** start of Supplied records **

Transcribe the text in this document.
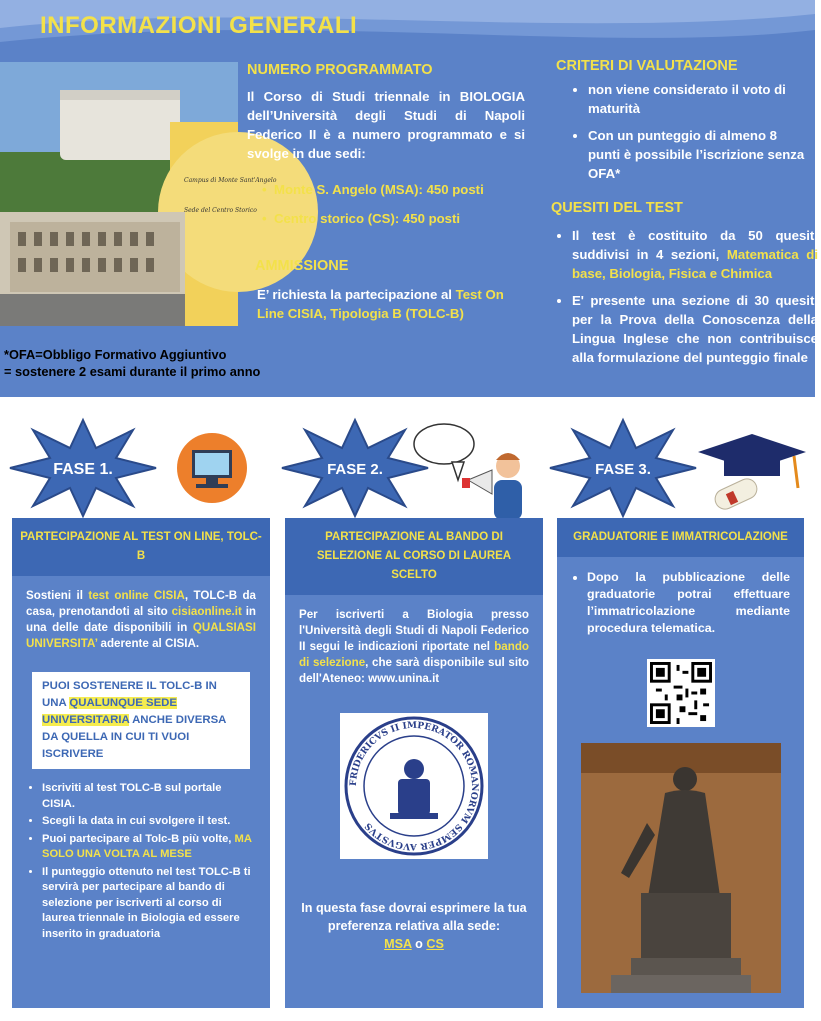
INFORMAZIONI GENERALI
Campus di Monte Sant'Angelo
Sede del Centro Storico
NUMERO PROGRAMMATO
Il Corso di Studi triennale in BIOLOGIA dell’Università degli Studi di Napoli Federico II è a numero programmato e si svolge in due sedi:
•  Monte S. Angelo (MSA): 450 posti
•  Centro storico (CS): 450 posti
AMMISSIONE
E’ richiesta la partecipazione al Test On Line CISIA, Tipologia B (TOLC-B)
CRITERI DI VALUTAZIONE
• non viene considerato il voto di maturità
• Con un punteggio di almeno 8 punti è possibile l’iscrizione senza OFA*
QUESITI DEL TEST
• Il test è costituito da 50 quesiti suddivisi in 4 sezioni, Matematica di base, Biologia, Fisica e Chimica
• E' presente una sezione di 30 quesiti per la Prova della Conoscenza della Lingua Inglese che non contribuisce alla formulazione del punteggio finale
*OFA=Obbligo Formativo Aggiuntivo
= sostenere 2 esami durante il primo anno
FASE 1.	FASE 2.	FASE 3.
PARTECIPAZIONE AL TEST ON LINE, TOLC-B
Sostieni il test online CISIA, TOLC-B da casa, prenotandoti al sito cisiaonline.it in una delle date disponibili in QUALSIASI UNIVERSITA’ aderente al CISIA.
PUOI SOSTENERE IL TOLC-B IN UNA QUALUNQUE SEDE UNIVERSITARIA ANCHE DIVERSA DA QUELLA IN CUI TI VUOI ISCRIVERE
• Iscriviti al test TOLC-B sul portale CISIA.
• Scegli la data in cui svolgere il test.
• Puoi partecipare al Tolc-B più volte, MA SOLO UNA VOLTA AL MESE
• Il punteggio ottenuto nel test TOLC-B ti servirà per partecipare al bando di selezione per iscriverti al corso di laurea triennale in Biologia ed essere inserito in graduatoria
PARTECIPAZIONE AL BANDO DI SELEZIONE AL CORSO DI LAUREA SCELTO
Per iscriverti a Biologia presso l'Università degli Studi di Napoli Federico II segui le indicazioni riportate nel bando di selezione, che sarà disponibile sul sito dell'Ateneo: www.unina.it
FRIDERICVS II IMPERATOR ROMANORVM SEMPER AVGVSTVS
In questa fase dovrai esprimere la tua preferenza relativa alla sede:
MSA o CS
GRADUATORIE E IMMATRICOLAZIONE
• Dopo la pubblicazione delle graduatorie potrai effettuare l’immatricolazione mediante procedura telematica.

** end of Supplied records **

__Goal__. Write out the entries above verbatim; the pictures do not belong in your copy.

__In response__.
Transcribe the text in this document.
INFORMAZIONI GENERALI
Campus di Monte Sant'Angelo
Sede del Centro Storico
NUMERO PROGRAMMATO
Il Corso di Studi triennale in BIOLOGIA dell’Università degli Studi di Napoli Federico II è a numero programmato e si svolge in due sedi:
•  Monte S. Angelo (MSA): 450 posti
•  Centro storico (CS): 450 posti
AMMISSIONE
E’ richiesta la partecipazione al Test On Line CISIA, Tipologia B (TOLC-B)
CRITERI DI VALUTAZIONE
• non viene considerato il voto di maturità
• Con un punteggio di almeno 8 punti è possibile l’iscrizione senza OFA*
QUESITI DEL TEST
• Il test è costituito da 50 quesiti suddivisi in 4 sezioni, Matematica di base, Biologia, Fisica e Chimica
• E' presente una sezione di 30 quesiti per la Prova della Conoscenza della Lingua Inglese che non contribuisce alla formulazione del punteggio finale
*OFA=Obbligo Formativo Aggiuntivo
= sostenere 2 esami durante il primo anno
FASE 1.	FASE 2.	FASE 3.
PARTECIPAZIONE AL TEST ON LINE, TOLC-B
Sostieni il test online CISIA, TOLC-B da casa, prenotandoti al sito cisiaonline.it in una delle date disponibili in QUALSIASI UNIVERSITA’ aderente al CISIA.
PUOI SOSTENERE IL TOLC-B IN UNA QUALUNQUE SEDE UNIVERSITARIA ANCHE DIVERSA DA QUELLA IN CUI TI VUOI ISCRIVERE
• Iscriviti al test TOLC-B sul portale CISIA.
• Scegli la data in cui svolgere il test.
• Puoi partecipare al Tolc-B più volte, MA SOLO UNA VOLTA AL MESE
• Il punteggio ottenuto nel test TOLC-B ti servirà per partecipare al bando di selezione per iscriverti al corso di laurea triennale in Biologia ed essere inserito in graduatoria
PARTECIPAZIONE AL BANDO DI SELEZIONE AL CORSO DI LAUREA SCELTO
Per iscriverti a Biologia presso l'Università degli Studi di Napoli Federico II segui le indicazioni riportate nel bando di selezione, che sarà disponibile sul sito dell'Ateneo: www.unina.it
FRIDERICVS II IMPERATOR ROMANORVM SEMPER AVGVSTVS
In questa fase dovrai esprimere la tua preferenza relativa alla sede:
MSA o CS
GRADUATORIE E IMMATRICOLAZIONE
• Dopo la pubblicazione delle graduatorie potrai effettuare l’immatricolazione mediante procedura telematica.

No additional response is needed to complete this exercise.